WHAT THE EXERCISE ASKS: Print every entry word for word, but omit the pictures.

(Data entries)
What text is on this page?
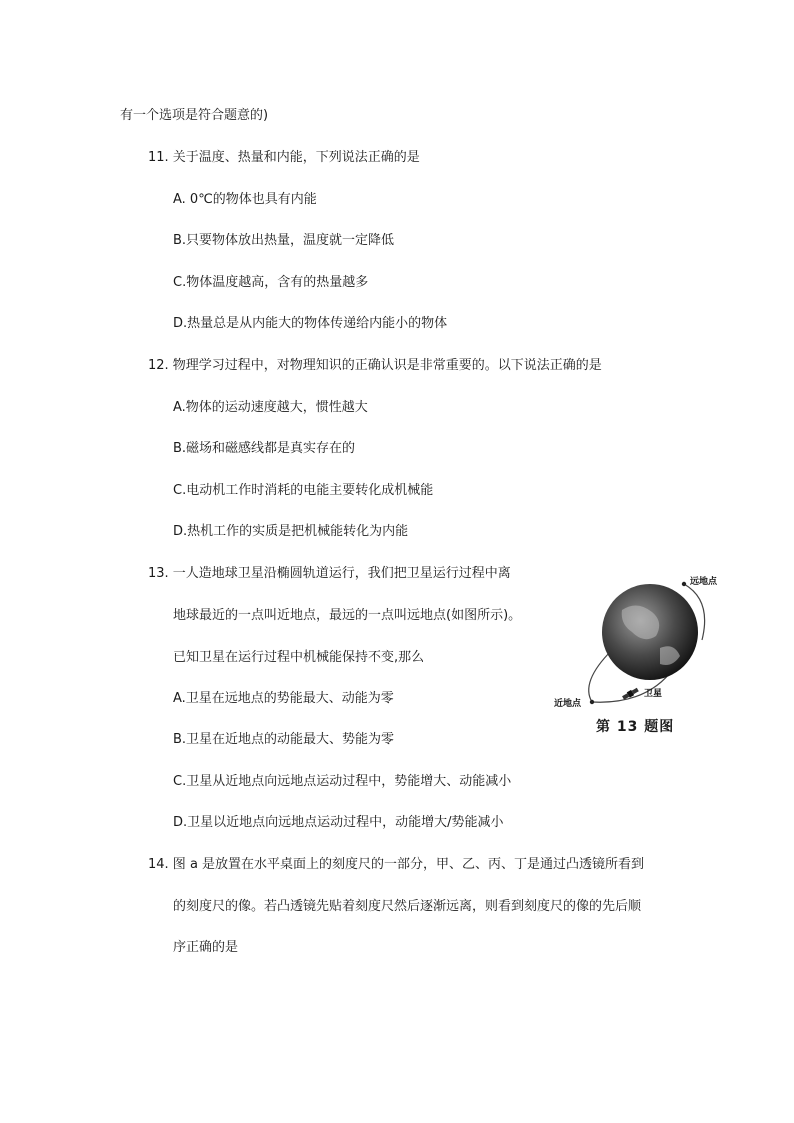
有一个选项是符合题意的)
11. 关于温度、热量和内能，下列说法正确的是
A. 0℃的物体也具有内能
B.只要物体放出热量，温度就一定降低
C.物体温度越高，含有的热量越多
D.热量总是从内能大的物体传递给内能小的物体
12. 物理学习过程中，对物理知识的正确认识是非常重要的。以下说法正确的是
A.物体的运动速度越大，惯性越大
B.磁场和磁感线都是真实存在的
C.电动机工作时消耗的电能主要转化成机械能
D.热机工作的实质是把机械能转化为内能
13. 一人造地球卫星沿椭圆轨道运行，我们把卫星运行过程中离
地球最近的一点叫近地点，最远的一点叫远地点(如图所示)。
已知卫星在运行过程中机械能保持不变,那么
A.卫星在远地点的势能最大、动能为零
B.卫星在近地点的动能最大、势能为零
C.卫星从近地点向远地点运动过程中，势能增大、动能减小
D.卫星以近地点向远地点运动过程中，动能增大/势能减小
远地点
近地点
卫星
第 13 题图
14. 图 a 是放置在水平桌面上的刻度尺的一部分，甲、乙、丙、丁是通过凸透镜所看到
的刻度尺的像。若凸透镜先贴着刻度尺然后逐渐远离，则看到刻度尺的像的先后顺
序正确的是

SOLVED PROBLEM:
What text is on this page?
有一个选项是符合题意的)
11. 关于温度、热量和内能，下列说法正确的是
A. 0℃的物体也具有内能
B.只要物体放出热量，温度就一定降低
C.物体温度越高，含有的热量越多
D.热量总是从内能大的物体传递给内能小的物体
12. 物理学习过程中，对物理知识的正确认识是非常重要的。以下说法正确的是
A.物体的运动速度越大，惯性越大
B.磁场和磁感线都是真实存在的
C.电动机工作时消耗的电能主要转化成机械能
D.热机工作的实质是把机械能转化为内能
13. 一人造地球卫星沿椭圆轨道运行，我们把卫星运行过程中离
地球最近的一点叫近地点，最远的一点叫远地点(如图所示)。
已知卫星在运行过程中机械能保持不变,那么
A.卫星在远地点的势能最大、动能为零
B.卫星在近地点的动能最大、势能为零
C.卫星从近地点向远地点运动过程中，势能增大、动能减小
D.卫星以近地点向远地点运动过程中，动能增大/势能减小
远地点
近地点
卫星
第 13 题图
14. 图 a 是放置在水平桌面上的刻度尺的一部分，甲、乙、丙、丁是通过凸透镜所看到
的刻度尺的像。若凸透镜先贴着刻度尺然后逐渐远离，则看到刻度尺的像的先后顺
序正确的是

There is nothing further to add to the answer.